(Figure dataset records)
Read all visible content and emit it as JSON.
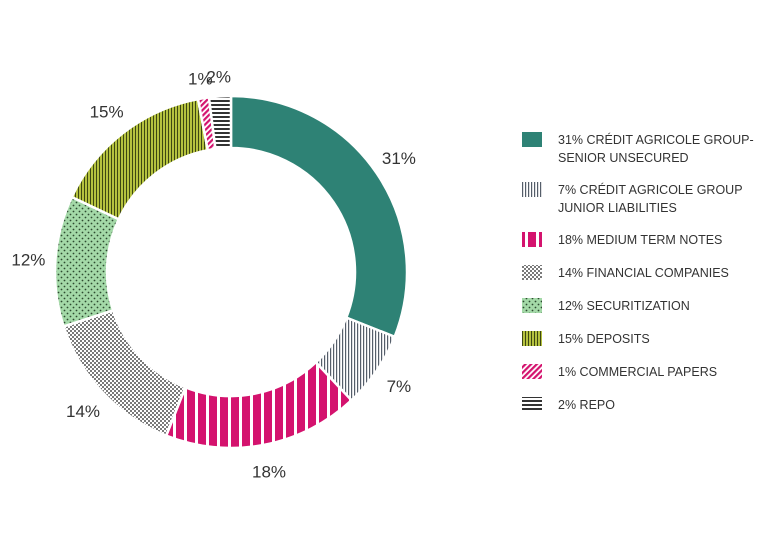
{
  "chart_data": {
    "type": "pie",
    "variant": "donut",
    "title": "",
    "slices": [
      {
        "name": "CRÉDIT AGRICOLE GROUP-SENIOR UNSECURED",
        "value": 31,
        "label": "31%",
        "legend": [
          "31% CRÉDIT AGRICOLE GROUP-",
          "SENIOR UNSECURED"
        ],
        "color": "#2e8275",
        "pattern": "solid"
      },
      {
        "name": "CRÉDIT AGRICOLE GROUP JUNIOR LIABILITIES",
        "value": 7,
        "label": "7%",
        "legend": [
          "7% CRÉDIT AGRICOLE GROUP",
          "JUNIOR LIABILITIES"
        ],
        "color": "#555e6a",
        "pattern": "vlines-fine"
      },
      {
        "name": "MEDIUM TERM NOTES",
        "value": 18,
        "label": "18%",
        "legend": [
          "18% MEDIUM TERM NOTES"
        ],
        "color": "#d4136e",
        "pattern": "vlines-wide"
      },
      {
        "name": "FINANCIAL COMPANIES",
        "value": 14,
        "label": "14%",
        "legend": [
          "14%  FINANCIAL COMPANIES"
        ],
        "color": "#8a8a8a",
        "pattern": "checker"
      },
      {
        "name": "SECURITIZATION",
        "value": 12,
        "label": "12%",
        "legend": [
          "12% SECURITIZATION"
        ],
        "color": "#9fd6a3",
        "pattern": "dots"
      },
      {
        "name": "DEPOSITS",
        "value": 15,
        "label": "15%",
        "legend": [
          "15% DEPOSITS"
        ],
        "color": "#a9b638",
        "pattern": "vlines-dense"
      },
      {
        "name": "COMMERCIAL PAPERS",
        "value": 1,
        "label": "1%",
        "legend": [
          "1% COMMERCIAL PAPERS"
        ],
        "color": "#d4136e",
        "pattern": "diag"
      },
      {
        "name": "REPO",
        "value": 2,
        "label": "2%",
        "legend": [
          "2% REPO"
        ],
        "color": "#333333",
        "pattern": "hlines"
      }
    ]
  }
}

▶ WORK TO BE COMPLETED: Repeat the data in full and exactly. Omit pictures.

▶ RESPONSE:
Read all visible content and emit it as JSON.
{
  "chart_data": {
    "type": "pie",
    "variant": "donut",
    "title": "",
    "slices": [
      {
        "name": "CRÉDIT AGRICOLE GROUP-SENIOR UNSECURED",
        "value": 31,
        "label": "31%",
        "legend": [
          "31% CRÉDIT AGRICOLE GROUP-",
          "SENIOR UNSECURED"
        ],
        "color": "#2e8275",
        "pattern": "solid"
      },
      {
        "name": "CRÉDIT AGRICOLE GROUP JUNIOR LIABILITIES",
        "value": 7,
        "label": "7%",
        "legend": [
          "7% CRÉDIT AGRICOLE GROUP",
          "JUNIOR LIABILITIES"
        ],
        "color": "#555e6a",
        "pattern": "vlines-fine"
      },
      {
        "name": "MEDIUM TERM NOTES",
        "value": 18,
        "label": "18%",
        "legend": [
          "18% MEDIUM TERM NOTES"
        ],
        "color": "#d4136e",
        "pattern": "vlines-wide"
      },
      {
        "name": "FINANCIAL COMPANIES",
        "value": 14,
        "label": "14%",
        "legend": [
          "14%  FINANCIAL COMPANIES"
        ],
        "color": "#8a8a8a",
        "pattern": "checker"
      },
      {
        "name": "SECURITIZATION",
        "value": 12,
        "label": "12%",
        "legend": [
          "12% SECURITIZATION"
        ],
        "color": "#9fd6a3",
        "pattern": "dots"
      },
      {
        "name": "DEPOSITS",
        "value": 15,
        "label": "15%",
        "legend": [
          "15% DEPOSITS"
        ],
        "color": "#a9b638",
        "pattern": "vlines-dense"
      },
      {
        "name": "COMMERCIAL PAPERS",
        "value": 1,
        "label": "1%",
        "legend": [
          "1% COMMERCIAL PAPERS"
        ],
        "color": "#d4136e",
        "pattern": "diag"
      },
      {
        "name": "REPO",
        "value": 2,
        "label": "2%",
        "legend": [
          "2% REPO"
        ],
        "color": "#333333",
        "pattern": "hlines"
      }
    ]
  }
}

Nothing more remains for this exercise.